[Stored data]
▼

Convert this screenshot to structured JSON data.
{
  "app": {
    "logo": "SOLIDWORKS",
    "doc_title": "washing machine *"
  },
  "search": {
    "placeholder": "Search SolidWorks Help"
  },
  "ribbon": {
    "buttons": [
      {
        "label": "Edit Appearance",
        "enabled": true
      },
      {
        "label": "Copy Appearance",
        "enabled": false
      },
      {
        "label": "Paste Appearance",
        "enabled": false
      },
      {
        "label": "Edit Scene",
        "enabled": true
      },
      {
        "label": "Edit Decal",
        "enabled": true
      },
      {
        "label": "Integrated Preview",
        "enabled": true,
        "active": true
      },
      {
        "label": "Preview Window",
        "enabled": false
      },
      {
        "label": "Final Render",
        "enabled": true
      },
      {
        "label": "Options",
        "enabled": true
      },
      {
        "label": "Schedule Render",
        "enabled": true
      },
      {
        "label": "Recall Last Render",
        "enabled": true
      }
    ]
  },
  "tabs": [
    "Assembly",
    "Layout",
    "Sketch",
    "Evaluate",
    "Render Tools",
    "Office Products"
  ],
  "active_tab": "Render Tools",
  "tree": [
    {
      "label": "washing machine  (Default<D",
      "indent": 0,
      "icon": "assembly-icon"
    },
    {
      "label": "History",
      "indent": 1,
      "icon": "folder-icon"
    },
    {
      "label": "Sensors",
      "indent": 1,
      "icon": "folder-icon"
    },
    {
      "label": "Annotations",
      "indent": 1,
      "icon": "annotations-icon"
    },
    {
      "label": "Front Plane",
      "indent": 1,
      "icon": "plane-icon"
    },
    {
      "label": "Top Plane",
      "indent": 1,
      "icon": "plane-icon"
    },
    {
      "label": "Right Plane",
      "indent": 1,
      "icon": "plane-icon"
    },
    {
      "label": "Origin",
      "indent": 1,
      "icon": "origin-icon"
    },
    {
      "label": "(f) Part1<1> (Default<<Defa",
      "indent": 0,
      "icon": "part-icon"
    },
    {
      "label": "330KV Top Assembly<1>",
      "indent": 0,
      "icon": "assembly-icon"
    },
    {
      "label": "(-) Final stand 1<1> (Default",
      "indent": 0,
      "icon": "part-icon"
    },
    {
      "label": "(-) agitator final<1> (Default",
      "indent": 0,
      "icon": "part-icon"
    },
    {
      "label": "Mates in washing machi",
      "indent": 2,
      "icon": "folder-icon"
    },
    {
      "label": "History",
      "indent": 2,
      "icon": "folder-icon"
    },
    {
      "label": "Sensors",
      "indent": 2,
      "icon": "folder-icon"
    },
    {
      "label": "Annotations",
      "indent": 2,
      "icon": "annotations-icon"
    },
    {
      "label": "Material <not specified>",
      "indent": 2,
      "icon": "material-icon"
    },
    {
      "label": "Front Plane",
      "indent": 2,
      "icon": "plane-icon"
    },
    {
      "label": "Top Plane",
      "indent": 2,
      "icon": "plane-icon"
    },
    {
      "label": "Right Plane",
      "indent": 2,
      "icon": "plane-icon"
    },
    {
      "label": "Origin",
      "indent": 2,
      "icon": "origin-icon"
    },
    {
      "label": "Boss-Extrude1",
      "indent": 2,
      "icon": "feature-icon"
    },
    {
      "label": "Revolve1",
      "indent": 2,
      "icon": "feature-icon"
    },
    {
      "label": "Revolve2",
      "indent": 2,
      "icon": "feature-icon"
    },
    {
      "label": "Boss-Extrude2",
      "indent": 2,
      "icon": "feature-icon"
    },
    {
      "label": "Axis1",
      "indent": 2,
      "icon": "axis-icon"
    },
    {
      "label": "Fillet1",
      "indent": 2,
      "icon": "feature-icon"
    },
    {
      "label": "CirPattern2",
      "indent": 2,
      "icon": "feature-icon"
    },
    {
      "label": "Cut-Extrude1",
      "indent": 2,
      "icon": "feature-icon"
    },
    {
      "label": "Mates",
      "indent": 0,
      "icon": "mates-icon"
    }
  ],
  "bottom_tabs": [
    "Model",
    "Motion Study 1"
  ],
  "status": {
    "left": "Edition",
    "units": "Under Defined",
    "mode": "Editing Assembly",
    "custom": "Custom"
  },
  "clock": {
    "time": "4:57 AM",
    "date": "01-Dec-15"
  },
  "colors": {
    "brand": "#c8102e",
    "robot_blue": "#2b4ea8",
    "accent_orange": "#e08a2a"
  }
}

▲

**EXERCISE OBJECTIVE**. Make an exact copy of every entry.

**EXERCISE RESULT**.
Convert this screenshot to structured JSON data.
{
  "app": {
    "logo": "SOLIDWORKS",
    "doc_title": "washing machine *"
  },
  "search": {
    "placeholder": "Search SolidWorks Help"
  },
  "ribbon": {
    "buttons": [
      {
        "label": "Edit Appearance",
        "enabled": true
      },
      {
        "label": "Copy Appearance",
        "enabled": false
      },
      {
        "label": "Paste Appearance",
        "enabled": false
      },
      {
        "label": "Edit Scene",
        "enabled": true
      },
      {
        "label": "Edit Decal",
        "enabled": true
      },
      {
        "label": "Integrated Preview",
        "enabled": true,
        "active": true
      },
      {
        "label": "Preview Window",
        "enabled": false
      },
      {
        "label": "Final Render",
        "enabled": true
      },
      {
        "label": "Options",
        "enabled": true
      },
      {
        "label": "Schedule Render",
        "enabled": true
      },
      {
        "label": "Recall Last Render",
        "enabled": true
      }
    ]
  },
  "tabs": [
    "Assembly",
    "Layout",
    "Sketch",
    "Evaluate",
    "Render Tools",
    "Office Products"
  ],
  "active_tab": "Render Tools",
  "tree": [
    {
      "label": "washing machine  (Default<D",
      "indent": 0,
      "icon": "assembly-icon"
    },
    {
      "label": "History",
      "indent": 1,
      "icon": "folder-icon"
    },
    {
      "label": "Sensors",
      "indent": 1,
      "icon": "folder-icon"
    },
    {
      "label": "Annotations",
      "indent": 1,
      "icon": "annotations-icon"
    },
    {
      "label": "Front Plane",
      "indent": 1,
      "icon": "plane-icon"
    },
    {
      "label": "Top Plane",
      "indent": 1,
      "icon": "plane-icon"
    },
    {
      "label": "Right Plane",
      "indent": 1,
      "icon": "plane-icon"
    },
    {
      "label": "Origin",
      "indent": 1,
      "icon": "origin-icon"
    },
    {
      "label": "(f) Part1<1> (Default<<Defa",
      "indent": 0,
      "icon": "part-icon"
    },
    {
      "label": "330KV Top Assembly<1>",
      "indent": 0,
      "icon": "assembly-icon"
    },
    {
      "label": "(-) Final stand 1<1> (Default",
      "indent": 0,
      "icon": "part-icon"
    },
    {
      "label": "(-) agitator final<1> (Default",
      "indent": 0,
      "icon": "part-icon"
    },
    {
      "label": "Mates in washing machi",
      "indent": 2,
      "icon": "folder-icon"
    },
    {
      "label": "History",
      "indent": 2,
      "icon": "folder-icon"
    },
    {
      "label": "Sensors",
      "indent": 2,
      "icon": "folder-icon"
    },
    {
      "label": "Annotations",
      "indent": 2,
      "icon": "annotations-icon"
    },
    {
      "label": "Material <not specified>",
      "indent": 2,
      "icon": "material-icon"
    },
    {
      "label": "Front Plane",
      "indent": 2,
      "icon": "plane-icon"
    },
    {
      "label": "Top Plane",
      "indent": 2,
      "icon": "plane-icon"
    },
    {
      "label": "Right Plane",
      "indent": 2,
      "icon": "plane-icon"
    },
    {
      "label": "Origin",
      "indent": 2,
      "icon": "origin-icon"
    },
    {
      "label": "Boss-Extrude1",
      "indent": 2,
      "icon": "feature-icon"
    },
    {
      "label": "Revolve1",
      "indent": 2,
      "icon": "feature-icon"
    },
    {
      "label": "Revolve2",
      "indent": 2,
      "icon": "feature-icon"
    },
    {
      "label": "Boss-Extrude2",
      "indent": 2,
      "icon": "feature-icon"
    },
    {
      "label": "Axis1",
      "indent": 2,
      "icon": "axis-icon"
    },
    {
      "label": "Fillet1",
      "indent": 2,
      "icon": "feature-icon"
    },
    {
      "label": "CirPattern2",
      "indent": 2,
      "icon": "feature-icon"
    },
    {
      "label": "Cut-Extrude1",
      "indent": 2,
      "icon": "feature-icon"
    },
    {
      "label": "Mates",
      "indent": 0,
      "icon": "mates-icon"
    }
  ],
  "bottom_tabs": [
    "Model",
    "Motion Study 1"
  ],
  "status": {
    "left": "Edition",
    "units": "Under Defined",
    "mode": "Editing Assembly",
    "custom": "Custom"
  },
  "clock": {
    "time": "4:57 AM",
    "date": "01-Dec-15"
  },
  "colors": {
    "brand": "#c8102e",
    "robot_blue": "#2b4ea8",
    "accent_orange": "#e08a2a"
  }
}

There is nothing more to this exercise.